# Extracted data entries:
....

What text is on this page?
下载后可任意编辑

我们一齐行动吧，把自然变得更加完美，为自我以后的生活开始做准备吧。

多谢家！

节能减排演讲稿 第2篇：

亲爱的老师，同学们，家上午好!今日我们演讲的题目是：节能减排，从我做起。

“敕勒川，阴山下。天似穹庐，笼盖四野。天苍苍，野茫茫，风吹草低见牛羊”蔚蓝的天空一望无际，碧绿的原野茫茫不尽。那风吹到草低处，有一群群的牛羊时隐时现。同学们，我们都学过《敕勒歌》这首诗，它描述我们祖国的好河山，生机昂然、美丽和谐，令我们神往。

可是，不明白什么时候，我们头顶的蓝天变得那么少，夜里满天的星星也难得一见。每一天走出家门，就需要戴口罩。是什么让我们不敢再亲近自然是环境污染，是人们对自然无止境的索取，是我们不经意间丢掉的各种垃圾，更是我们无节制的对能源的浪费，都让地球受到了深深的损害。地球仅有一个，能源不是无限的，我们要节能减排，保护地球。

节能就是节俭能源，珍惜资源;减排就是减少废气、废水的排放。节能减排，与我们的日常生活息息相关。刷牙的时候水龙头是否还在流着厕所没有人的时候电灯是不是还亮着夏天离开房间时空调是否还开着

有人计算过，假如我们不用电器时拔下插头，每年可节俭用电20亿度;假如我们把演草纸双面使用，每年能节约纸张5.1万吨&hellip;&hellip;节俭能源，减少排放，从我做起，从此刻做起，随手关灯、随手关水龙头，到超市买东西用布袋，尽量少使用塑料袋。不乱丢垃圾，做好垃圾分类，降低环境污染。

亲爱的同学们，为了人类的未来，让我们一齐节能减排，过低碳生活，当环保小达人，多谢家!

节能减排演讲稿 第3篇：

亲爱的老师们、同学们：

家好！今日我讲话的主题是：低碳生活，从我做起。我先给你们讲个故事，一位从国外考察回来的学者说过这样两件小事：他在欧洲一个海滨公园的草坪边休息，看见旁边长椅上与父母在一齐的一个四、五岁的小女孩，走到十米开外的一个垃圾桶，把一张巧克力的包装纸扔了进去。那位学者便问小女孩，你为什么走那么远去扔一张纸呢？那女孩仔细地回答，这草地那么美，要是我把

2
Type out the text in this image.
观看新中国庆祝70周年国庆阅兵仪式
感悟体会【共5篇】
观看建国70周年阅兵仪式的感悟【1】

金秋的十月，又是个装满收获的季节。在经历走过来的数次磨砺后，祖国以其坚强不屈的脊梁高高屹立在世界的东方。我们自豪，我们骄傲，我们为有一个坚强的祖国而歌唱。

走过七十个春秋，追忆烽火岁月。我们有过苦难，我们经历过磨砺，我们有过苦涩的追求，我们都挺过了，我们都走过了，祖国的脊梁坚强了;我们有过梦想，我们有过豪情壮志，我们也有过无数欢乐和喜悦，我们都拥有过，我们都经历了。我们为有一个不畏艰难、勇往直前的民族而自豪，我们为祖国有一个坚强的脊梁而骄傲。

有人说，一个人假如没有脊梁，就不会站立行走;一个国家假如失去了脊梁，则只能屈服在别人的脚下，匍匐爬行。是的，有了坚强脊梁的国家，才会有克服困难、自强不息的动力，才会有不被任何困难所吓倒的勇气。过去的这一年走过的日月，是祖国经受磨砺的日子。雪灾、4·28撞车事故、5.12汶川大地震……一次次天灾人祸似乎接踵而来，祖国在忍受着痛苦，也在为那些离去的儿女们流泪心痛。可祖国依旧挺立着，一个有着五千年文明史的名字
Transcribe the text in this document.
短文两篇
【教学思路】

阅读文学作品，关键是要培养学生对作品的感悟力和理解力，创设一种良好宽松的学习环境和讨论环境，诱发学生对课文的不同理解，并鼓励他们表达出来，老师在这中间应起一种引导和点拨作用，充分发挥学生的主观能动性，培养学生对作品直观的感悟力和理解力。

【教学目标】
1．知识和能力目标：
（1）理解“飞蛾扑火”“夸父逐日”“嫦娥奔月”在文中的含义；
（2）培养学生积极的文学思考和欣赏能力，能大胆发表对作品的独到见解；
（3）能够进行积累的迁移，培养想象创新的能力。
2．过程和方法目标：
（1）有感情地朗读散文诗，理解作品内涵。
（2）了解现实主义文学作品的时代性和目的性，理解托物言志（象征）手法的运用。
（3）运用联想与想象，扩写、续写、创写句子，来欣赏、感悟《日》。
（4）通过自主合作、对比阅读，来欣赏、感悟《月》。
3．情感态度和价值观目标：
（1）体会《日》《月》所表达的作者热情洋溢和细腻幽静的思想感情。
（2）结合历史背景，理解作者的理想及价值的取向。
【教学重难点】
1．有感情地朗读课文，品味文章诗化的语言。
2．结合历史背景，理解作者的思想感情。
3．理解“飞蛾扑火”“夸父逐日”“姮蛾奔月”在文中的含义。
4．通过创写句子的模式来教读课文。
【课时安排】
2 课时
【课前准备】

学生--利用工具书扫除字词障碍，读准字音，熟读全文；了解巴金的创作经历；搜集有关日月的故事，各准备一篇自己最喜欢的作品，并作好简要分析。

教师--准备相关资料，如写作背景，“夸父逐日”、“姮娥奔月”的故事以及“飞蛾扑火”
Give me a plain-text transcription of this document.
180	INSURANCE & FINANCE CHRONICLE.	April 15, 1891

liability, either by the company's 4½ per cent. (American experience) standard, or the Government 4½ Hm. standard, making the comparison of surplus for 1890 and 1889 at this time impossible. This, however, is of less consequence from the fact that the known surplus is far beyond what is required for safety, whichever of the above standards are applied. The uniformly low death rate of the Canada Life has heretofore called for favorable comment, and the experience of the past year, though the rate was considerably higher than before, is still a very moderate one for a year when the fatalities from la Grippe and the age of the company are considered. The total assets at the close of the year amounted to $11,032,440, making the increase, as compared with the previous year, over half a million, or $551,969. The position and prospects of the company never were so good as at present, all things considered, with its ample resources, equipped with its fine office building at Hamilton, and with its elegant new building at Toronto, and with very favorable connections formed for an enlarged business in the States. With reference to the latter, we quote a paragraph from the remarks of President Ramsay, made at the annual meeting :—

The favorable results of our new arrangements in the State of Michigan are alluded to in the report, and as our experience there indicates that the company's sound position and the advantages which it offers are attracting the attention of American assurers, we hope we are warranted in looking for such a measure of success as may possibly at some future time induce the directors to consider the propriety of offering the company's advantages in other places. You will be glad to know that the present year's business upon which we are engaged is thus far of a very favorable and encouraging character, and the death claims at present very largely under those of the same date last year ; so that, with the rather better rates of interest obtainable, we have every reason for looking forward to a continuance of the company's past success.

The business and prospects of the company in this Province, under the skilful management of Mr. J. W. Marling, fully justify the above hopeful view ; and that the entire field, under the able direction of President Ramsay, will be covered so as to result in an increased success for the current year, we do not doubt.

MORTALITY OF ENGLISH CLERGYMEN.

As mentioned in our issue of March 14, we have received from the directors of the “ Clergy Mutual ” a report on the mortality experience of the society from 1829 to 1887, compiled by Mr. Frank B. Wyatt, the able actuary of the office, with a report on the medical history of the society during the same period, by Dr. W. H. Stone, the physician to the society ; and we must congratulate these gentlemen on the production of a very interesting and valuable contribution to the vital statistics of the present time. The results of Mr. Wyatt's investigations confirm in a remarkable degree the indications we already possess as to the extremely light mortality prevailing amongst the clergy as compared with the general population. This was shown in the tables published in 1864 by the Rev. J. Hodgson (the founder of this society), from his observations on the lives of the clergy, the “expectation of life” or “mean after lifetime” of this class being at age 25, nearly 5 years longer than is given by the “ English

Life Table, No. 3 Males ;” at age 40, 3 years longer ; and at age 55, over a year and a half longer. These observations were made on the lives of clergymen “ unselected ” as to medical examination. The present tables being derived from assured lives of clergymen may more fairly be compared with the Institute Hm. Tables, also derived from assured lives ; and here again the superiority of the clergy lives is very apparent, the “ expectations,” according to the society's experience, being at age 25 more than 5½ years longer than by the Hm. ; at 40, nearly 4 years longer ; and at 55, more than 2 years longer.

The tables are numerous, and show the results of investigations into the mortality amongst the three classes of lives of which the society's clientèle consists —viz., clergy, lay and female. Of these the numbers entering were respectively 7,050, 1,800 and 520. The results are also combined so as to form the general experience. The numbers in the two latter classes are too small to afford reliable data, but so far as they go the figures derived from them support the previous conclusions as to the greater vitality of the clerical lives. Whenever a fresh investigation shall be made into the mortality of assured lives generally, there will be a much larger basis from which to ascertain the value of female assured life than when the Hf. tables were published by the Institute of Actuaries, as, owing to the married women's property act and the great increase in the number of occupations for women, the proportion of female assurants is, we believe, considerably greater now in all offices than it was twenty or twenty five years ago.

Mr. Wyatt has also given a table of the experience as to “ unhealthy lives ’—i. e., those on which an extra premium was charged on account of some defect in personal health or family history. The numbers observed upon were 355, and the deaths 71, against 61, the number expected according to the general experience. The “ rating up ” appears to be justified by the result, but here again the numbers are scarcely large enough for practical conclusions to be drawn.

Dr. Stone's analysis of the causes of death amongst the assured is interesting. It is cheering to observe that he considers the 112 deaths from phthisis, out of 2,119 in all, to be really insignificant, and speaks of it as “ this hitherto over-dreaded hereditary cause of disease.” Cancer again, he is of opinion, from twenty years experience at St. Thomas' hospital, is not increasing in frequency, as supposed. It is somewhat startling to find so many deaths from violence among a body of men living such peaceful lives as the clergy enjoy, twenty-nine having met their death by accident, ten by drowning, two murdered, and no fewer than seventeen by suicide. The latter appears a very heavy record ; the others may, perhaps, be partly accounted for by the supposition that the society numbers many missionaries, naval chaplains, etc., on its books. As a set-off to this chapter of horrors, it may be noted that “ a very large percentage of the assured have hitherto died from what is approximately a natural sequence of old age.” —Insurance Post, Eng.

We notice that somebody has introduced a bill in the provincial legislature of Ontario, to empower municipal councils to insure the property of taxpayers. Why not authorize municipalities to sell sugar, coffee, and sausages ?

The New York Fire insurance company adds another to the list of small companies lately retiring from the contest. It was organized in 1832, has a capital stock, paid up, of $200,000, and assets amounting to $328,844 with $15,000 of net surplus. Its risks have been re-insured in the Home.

....

# Problem details:
Scan the material for lines with the word "document", and copy each line you find.

# Written response:
Transcribe the text in this document.
Give me a plain-text transcription of this document.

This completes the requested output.